**Given information:**
================
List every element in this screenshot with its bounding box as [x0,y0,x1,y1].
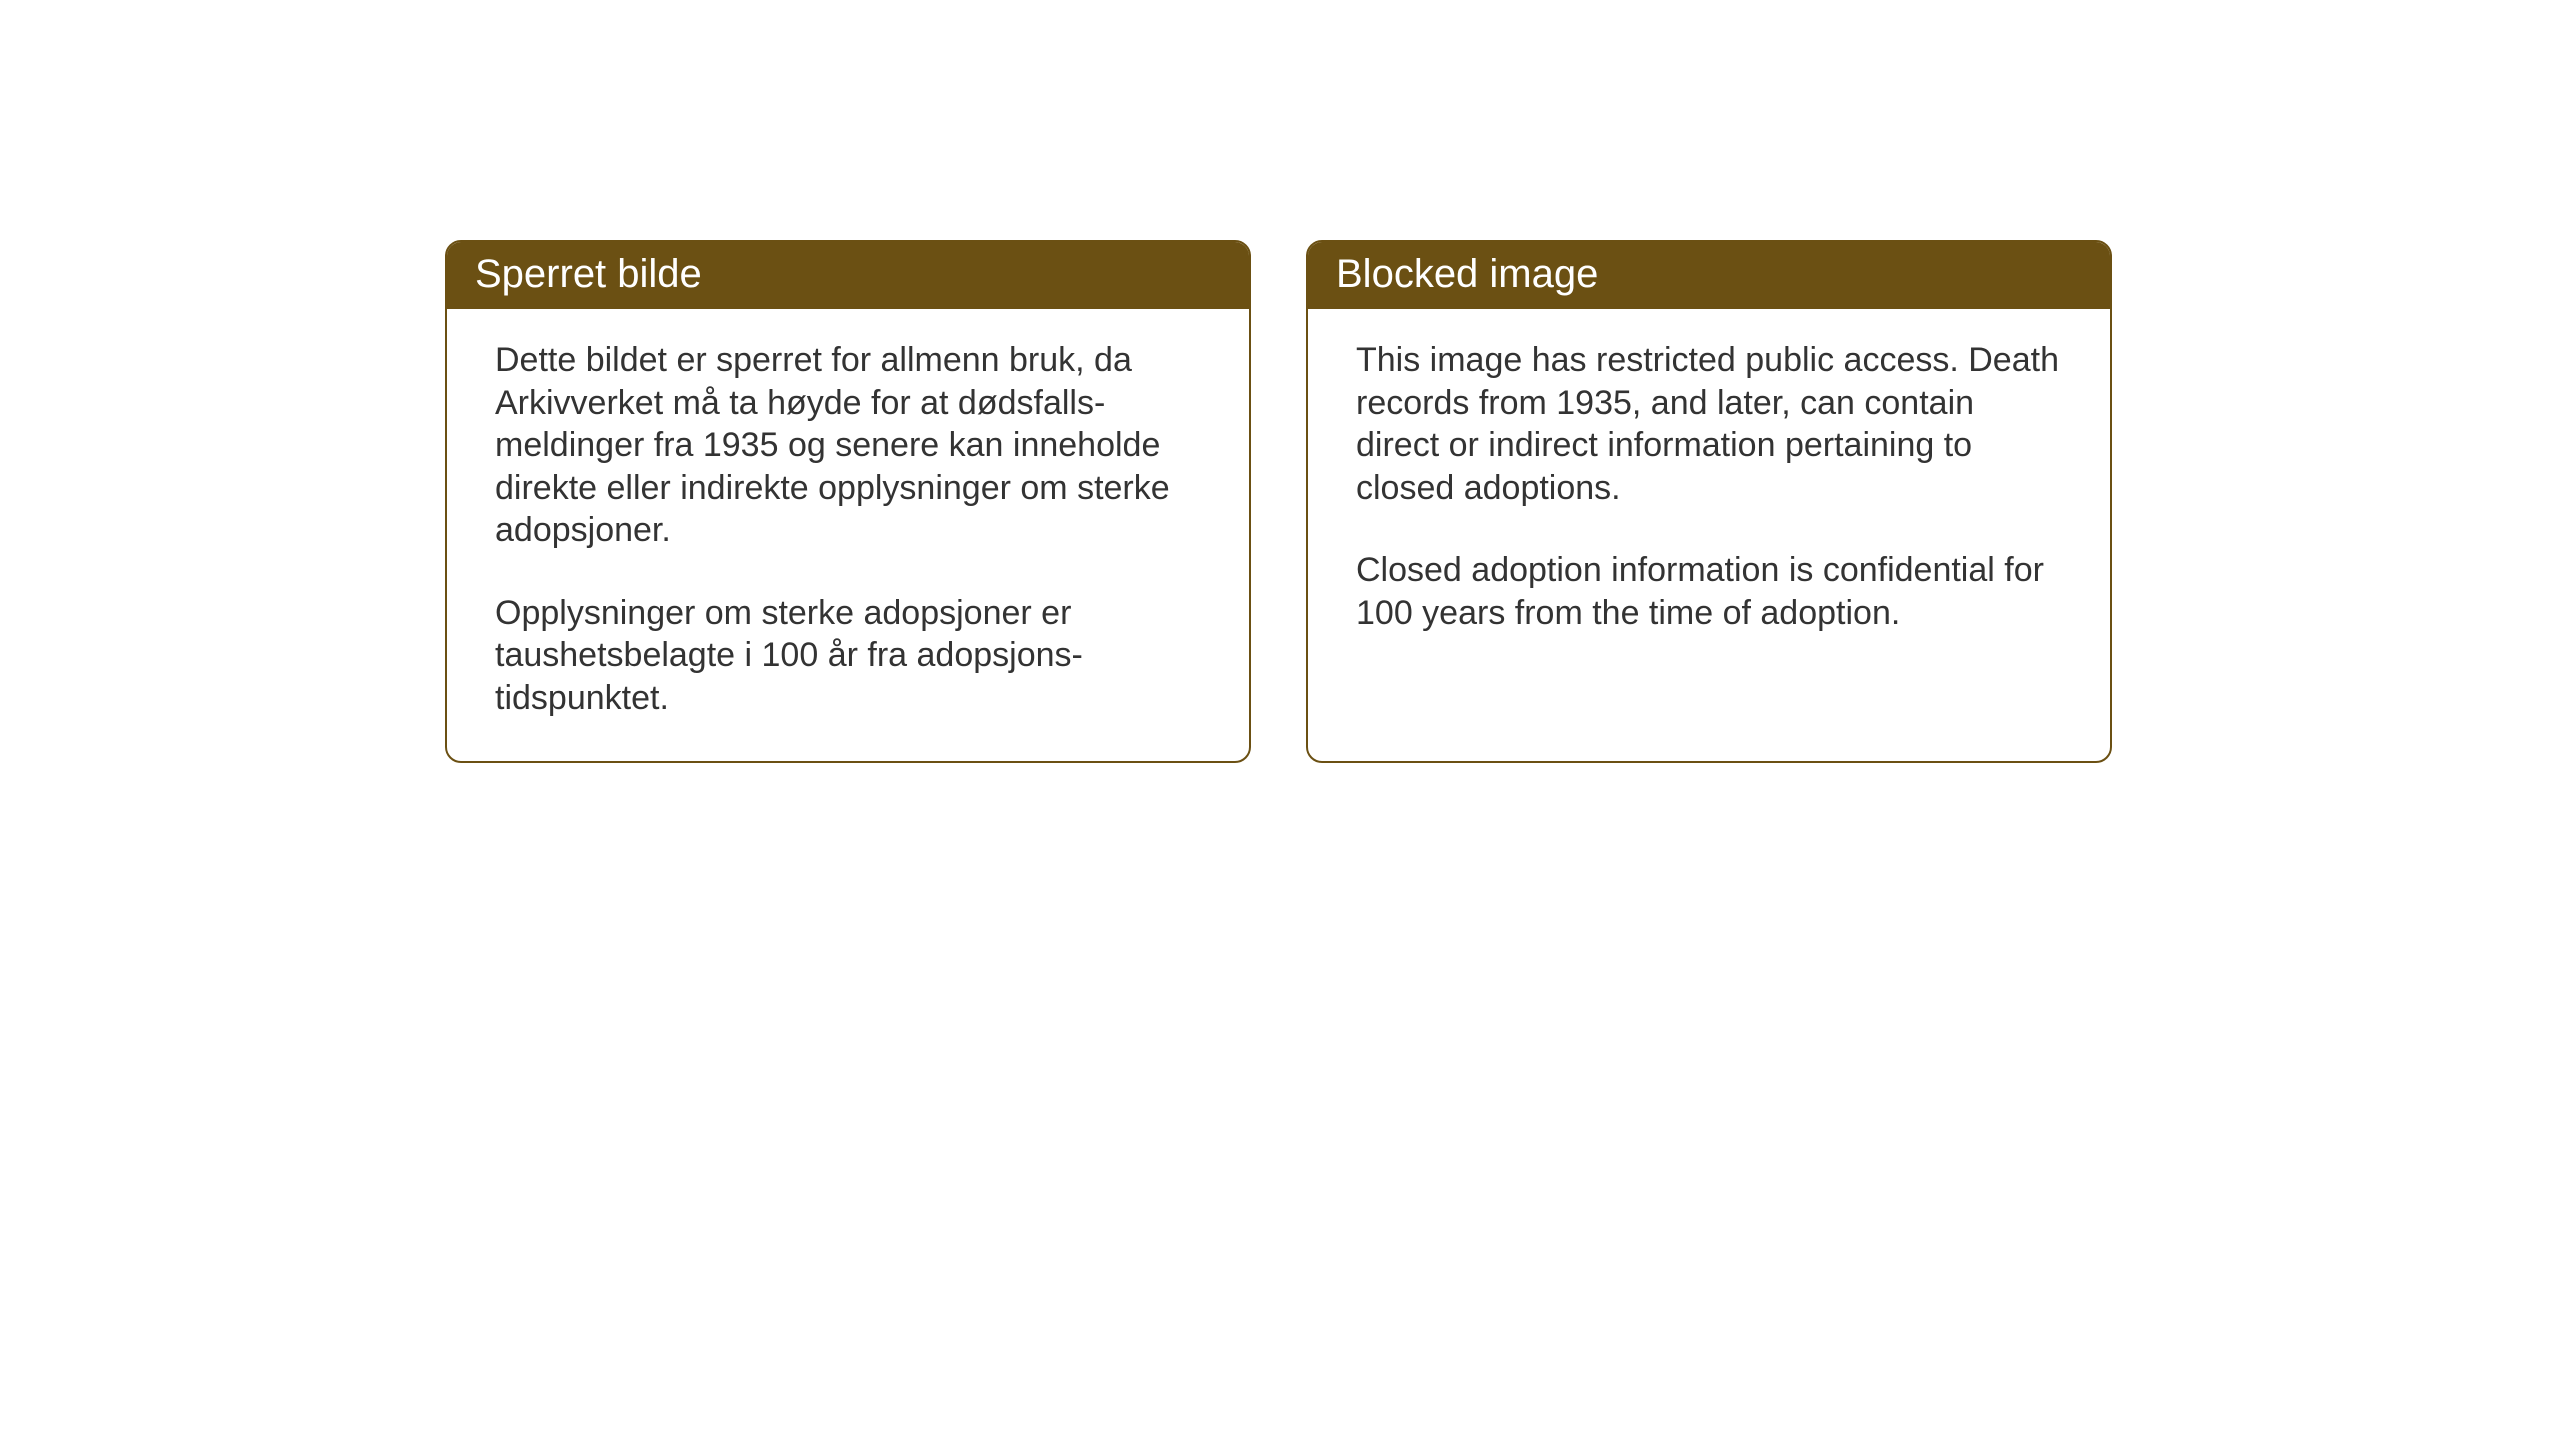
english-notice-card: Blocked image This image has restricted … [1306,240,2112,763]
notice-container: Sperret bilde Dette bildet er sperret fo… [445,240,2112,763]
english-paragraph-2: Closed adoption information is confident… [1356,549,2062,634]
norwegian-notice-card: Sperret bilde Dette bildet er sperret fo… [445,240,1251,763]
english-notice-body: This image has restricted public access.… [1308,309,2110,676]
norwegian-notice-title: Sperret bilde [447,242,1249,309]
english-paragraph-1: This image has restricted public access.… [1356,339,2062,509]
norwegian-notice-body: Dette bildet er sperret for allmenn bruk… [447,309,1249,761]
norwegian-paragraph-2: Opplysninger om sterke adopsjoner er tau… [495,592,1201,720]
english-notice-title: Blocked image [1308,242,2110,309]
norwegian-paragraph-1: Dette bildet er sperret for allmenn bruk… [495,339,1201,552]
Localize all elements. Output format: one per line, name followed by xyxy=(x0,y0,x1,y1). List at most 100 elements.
================
**Task goal:** Set out all of the material above as a numbered list, with no blank lines and without the pictures.

**Task output:**
1. List every element in this screenshot with its bounding box as [x0,y0,x1,y1].
2. english-notice-card: Blocked image This image has restricted … [1306,240,2112,763]
3. notice-container: Sperret bilde Dette bildet er sperret fo… [445,240,2112,763]
4. english-paragraph-2: Closed adoption information is confident… [1356,549,2062,634]
5. norwegian-notice-card: Sperret bilde Dette bildet er sperret fo… [445,240,1251,763]
6. english-notice-body: This image has restricted public access.… [1308,309,2110,676]
7. norwegian-notice-title: Sperret bilde [447,242,1249,309]
8. english-paragraph-1: This image has restricted public access.… [1356,339,2062,509]
9. norwegian-notice-body: Dette bildet er sperret for allmenn bruk… [447,309,1249,761]
10. norwegian-paragraph-2: Opplysninger om sterke adopsjoner er tau… [495,592,1201,720]
11. english-notice-title: Blocked image [1308,242,2110,309]
12. norwegian-paragraph-1: Dette bildet er sperret for allmenn bruk… [495,339,1201,552]
13. Localize all elements. Output format: one per line, name followed by xyxy=(x0,y0,x1,y1). List at most 100 elements.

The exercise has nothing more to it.